<<<<

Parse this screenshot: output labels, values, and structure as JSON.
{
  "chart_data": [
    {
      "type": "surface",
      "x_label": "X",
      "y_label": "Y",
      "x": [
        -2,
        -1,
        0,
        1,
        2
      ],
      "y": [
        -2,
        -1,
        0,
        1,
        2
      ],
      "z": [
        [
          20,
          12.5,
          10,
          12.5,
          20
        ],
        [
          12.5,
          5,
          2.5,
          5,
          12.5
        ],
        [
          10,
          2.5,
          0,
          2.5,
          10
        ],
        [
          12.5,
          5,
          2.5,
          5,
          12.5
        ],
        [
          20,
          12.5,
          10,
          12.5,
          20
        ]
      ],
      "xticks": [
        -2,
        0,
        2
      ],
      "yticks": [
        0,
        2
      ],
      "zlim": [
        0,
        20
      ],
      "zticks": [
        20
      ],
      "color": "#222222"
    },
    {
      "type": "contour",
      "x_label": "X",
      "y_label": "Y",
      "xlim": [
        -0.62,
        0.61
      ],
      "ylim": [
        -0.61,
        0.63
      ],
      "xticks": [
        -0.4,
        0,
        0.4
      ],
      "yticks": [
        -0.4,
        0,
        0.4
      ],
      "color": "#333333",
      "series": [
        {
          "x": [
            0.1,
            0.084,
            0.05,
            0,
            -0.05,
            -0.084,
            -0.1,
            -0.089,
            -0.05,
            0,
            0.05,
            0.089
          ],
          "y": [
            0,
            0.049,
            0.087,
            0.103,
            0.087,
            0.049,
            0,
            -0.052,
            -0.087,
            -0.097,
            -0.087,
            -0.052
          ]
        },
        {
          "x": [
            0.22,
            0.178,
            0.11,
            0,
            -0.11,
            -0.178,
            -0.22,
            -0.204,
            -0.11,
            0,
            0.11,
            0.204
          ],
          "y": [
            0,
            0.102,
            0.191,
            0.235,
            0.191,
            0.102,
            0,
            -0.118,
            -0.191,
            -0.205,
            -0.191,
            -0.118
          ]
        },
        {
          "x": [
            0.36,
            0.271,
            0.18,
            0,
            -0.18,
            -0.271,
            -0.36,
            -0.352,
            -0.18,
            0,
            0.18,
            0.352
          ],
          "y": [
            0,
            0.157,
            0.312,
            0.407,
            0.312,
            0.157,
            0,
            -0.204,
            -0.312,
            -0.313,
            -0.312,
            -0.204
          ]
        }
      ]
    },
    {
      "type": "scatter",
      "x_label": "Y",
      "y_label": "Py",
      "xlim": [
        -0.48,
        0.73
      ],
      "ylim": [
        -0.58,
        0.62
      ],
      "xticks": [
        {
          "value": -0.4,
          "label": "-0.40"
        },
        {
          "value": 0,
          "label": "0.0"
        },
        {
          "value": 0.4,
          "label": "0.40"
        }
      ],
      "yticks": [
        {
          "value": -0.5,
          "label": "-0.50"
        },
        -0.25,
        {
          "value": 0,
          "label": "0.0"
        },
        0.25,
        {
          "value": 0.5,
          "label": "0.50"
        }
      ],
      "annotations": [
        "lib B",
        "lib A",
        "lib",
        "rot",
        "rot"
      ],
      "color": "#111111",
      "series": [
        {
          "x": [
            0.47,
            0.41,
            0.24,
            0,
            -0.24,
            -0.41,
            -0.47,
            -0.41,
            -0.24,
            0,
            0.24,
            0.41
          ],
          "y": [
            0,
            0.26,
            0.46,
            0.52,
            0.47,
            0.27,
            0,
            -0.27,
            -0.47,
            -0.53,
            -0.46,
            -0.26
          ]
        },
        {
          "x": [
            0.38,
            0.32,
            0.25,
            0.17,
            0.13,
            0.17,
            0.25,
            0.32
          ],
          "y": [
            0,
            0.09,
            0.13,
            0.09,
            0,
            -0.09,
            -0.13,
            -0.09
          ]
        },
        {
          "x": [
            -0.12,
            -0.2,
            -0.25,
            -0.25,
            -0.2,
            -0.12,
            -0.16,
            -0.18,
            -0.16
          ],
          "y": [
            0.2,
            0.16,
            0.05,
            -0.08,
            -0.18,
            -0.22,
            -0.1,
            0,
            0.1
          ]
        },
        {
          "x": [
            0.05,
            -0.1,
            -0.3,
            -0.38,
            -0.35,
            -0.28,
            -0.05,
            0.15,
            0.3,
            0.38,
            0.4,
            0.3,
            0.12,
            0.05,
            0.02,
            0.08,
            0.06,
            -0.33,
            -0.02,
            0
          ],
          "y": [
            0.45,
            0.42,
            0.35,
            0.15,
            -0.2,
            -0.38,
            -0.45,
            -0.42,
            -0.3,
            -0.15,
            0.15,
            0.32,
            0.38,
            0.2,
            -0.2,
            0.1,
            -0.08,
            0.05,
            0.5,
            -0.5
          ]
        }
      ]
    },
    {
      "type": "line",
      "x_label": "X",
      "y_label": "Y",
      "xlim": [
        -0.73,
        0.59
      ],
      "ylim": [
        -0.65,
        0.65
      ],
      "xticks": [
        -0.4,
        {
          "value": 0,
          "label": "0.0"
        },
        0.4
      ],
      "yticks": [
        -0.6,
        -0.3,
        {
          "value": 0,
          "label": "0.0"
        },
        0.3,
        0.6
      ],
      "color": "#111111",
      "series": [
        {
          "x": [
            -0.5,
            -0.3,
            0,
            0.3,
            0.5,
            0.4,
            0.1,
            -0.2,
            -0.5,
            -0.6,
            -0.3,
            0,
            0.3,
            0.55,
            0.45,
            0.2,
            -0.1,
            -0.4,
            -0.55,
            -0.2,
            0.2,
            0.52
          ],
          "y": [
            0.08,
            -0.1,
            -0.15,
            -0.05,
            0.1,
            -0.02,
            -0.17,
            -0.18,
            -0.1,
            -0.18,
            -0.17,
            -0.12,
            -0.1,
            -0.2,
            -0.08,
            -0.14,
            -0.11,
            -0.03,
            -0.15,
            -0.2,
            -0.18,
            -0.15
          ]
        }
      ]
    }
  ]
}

>>>>

Retype every record above exactly as it appears.

#### SOLUTION FOR THIS EXERCISE:
Parse this screenshot: output labels, values, and structure as JSON.
{
  "chart_data": [
    {
      "type": "surface",
      "x_label": "X",
      "y_label": "Y",
      "x": [
        -2,
        -1,
        0,
        1,
        2
      ],
      "y": [
        -2,
        -1,
        0,
        1,
        2
      ],
      "z": [
        [
          20,
          12.5,
          10,
          12.5,
          20
        ],
        [
          12.5,
          5,
          2.5,
          5,
          12.5
        ],
        [
          10,
          2.5,
          0,
          2.5,
          10
        ],
        [
          12.5,
          5,
          2.5,
          5,
          12.5
        ],
        [
          20,
          12.5,
          10,
          12.5,
          20
        ]
      ],
      "xticks": [
        -2,
        0,
        2
      ],
      "yticks": [
        0,
        2
      ],
      "zlim": [
        0,
        20
      ],
      "zticks": [
        20
      ],
      "color": "#222222"
    },
    {
      "type": "contour",
      "x_label": "X",
      "y_label": "Y",
      "xlim": [
        -0.62,
        0.61
      ],
      "ylim": [
        -0.61,
        0.63
      ],
      "xticks": [
        -0.4,
        0,
        0.4
      ],
      "yticks": [
        -0.4,
        0,
        0.4
      ],
      "color": "#333333",
      "series": [
        {
          "x": [
            0.1,
            0.084,
            0.05,
            0,
            -0.05,
            -0.084,
            -0.1,
            -0.089,
            -0.05,
            0,
            0.05,
            0.089
          ],
          "y": [
            0,
            0.049,
            0.087,
            0.103,
            0.087,
            0.049,
            0,
            -0.052,
            -0.087,
            -0.097,
            -0.087,
            -0.052
          ]
        },
        {
          "x": [
            0.22,
            0.178,
            0.11,
            0,
            -0.11,
            -0.178,
            -0.22,
            -0.204,
            -0.11,
            0,
            0.11,
            0.204
          ],
          "y": [
            0,
            0.102,
            0.191,
            0.235,
            0.191,
            0.102,
            0,
            -0.118,
            -0.191,
            -0.205,
            -0.191,
            -0.118
          ]
        },
        {
          "x": [
            0.36,
            0.271,
            0.18,
            0,
            -0.18,
            -0.271,
            -0.36,
            -0.352,
            -0.18,
            0,
            0.18,
            0.352
          ],
          "y": [
            0,
            0.157,
            0.312,
            0.407,
            0.312,
            0.157,
            0,
            -0.204,
            -0.312,
            -0.313,
            -0.312,
            -0.204
          ]
        }
      ]
    },
    {
      "type": "scatter",
      "x_label": "Y",
      "y_label": "Py",
      "xlim": [
        -0.48,
        0.73
      ],
      "ylim": [
        -0.58,
        0.62
      ],
      "xticks": [
        {
          "value": -0.4,
          "label": "-0.40"
        },
        {
          "value": 0,
          "label": "0.0"
        },
        {
          "value": 0.4,
          "label": "0.40"
        }
      ],
      "yticks": [
        {
          "value": -0.5,
          "label": "-0.50"
        },
        -0.25,
        {
          "value": 0,
          "label": "0.0"
        },
        0.25,
        {
          "value": 0.5,
          "label": "0.50"
        }
      ],
      "annotations": [
        "lib B",
        "lib A",
        "lib",
        "rot",
        "rot"
      ],
      "color": "#111111",
      "series": [
        {
          "x": [
            0.47,
            0.41,
            0.24,
            0,
            -0.24,
            -0.41,
            -0.47,
            -0.41,
            -0.24,
            0,
            0.24,
            0.41
          ],
          "y": [
            0,
            0.26,
            0.46,
            0.52,
            0.47,
            0.27,
            0,
            -0.27,
            -0.47,
            -0.53,
            -0.46,
            -0.26
          ]
        },
        {
          "x": [
            0.38,
            0.32,
            0.25,
            0.17,
            0.13,
            0.17,
            0.25,
            0.32
          ],
          "y": [
            0,
            0.09,
            0.13,
            0.09,
            0,
            -0.09,
            -0.13,
            -0.09
          ]
        },
        {
          "x": [
            -0.12,
            -0.2,
            -0.25,
            -0.25,
            -0.2,
            -0.12,
            -0.16,
            -0.18,
            -0.16
          ],
          "y": [
            0.2,
            0.16,
            0.05,
            -0.08,
            -0.18,
            -0.22,
            -0.1,
            0,
            0.1
          ]
        },
        {
          "x": [
            0.05,
            -0.1,
            -0.3,
            -0.38,
            -0.35,
            -0.28,
            -0.05,
            0.15,
            0.3,
            0.38,
            0.4,
            0.3,
            0.12,
            0.05,
            0.02,
            0.08,
            0.06,
            -0.33,
            -0.02,
            0
          ],
          "y": [
            0.45,
            0.42,
            0.35,
            0.15,
            -0.2,
            -0.38,
            -0.45,
            -0.42,
            -0.3,
            -0.15,
            0.15,
            0.32,
            0.38,
            0.2,
            -0.2,
            0.1,
            -0.08,
            0.05,
            0.5,
            -0.5
          ]
        }
      ]
    },
    {
      "type": "line",
      "x_label": "X",
      "y_label": "Y",
      "xlim": [
        -0.73,
        0.59
      ],
      "ylim": [
        -0.65,
        0.65
      ],
      "xticks": [
        -0.4,
        {
          "value": 0,
          "label": "0.0"
        },
        0.4
      ],
      "yticks": [
        -0.6,
        -0.3,
        {
          "value": 0,
          "label": "0.0"
        },
        0.3,
        0.6
      ],
      "color": "#111111",
      "series": [
        {
          "x": [
            -0.5,
            -0.3,
            0,
            0.3,
            0.5,
            0.4,
            0.1,
            -0.2,
            -0.5,
            -0.6,
            -0.3,
            0,
            0.3,
            0.55,
            0.45,
            0.2,
            -0.1,
            -0.4,
            -0.55,
            -0.2,
            0.2,
            0.52
          ],
          "y": [
            0.08,
            -0.1,
            -0.15,
            -0.05,
            0.1,
            -0.02,
            -0.17,
            -0.18,
            -0.1,
            -0.18,
            -0.17,
            -0.12,
            -0.1,
            -0.2,
            -0.08,
            -0.14,
            -0.11,
            -0.03,
            -0.15,
            -0.2,
            -0.18,
            -0.15
          ]
        }
      ]
    }
  ]
}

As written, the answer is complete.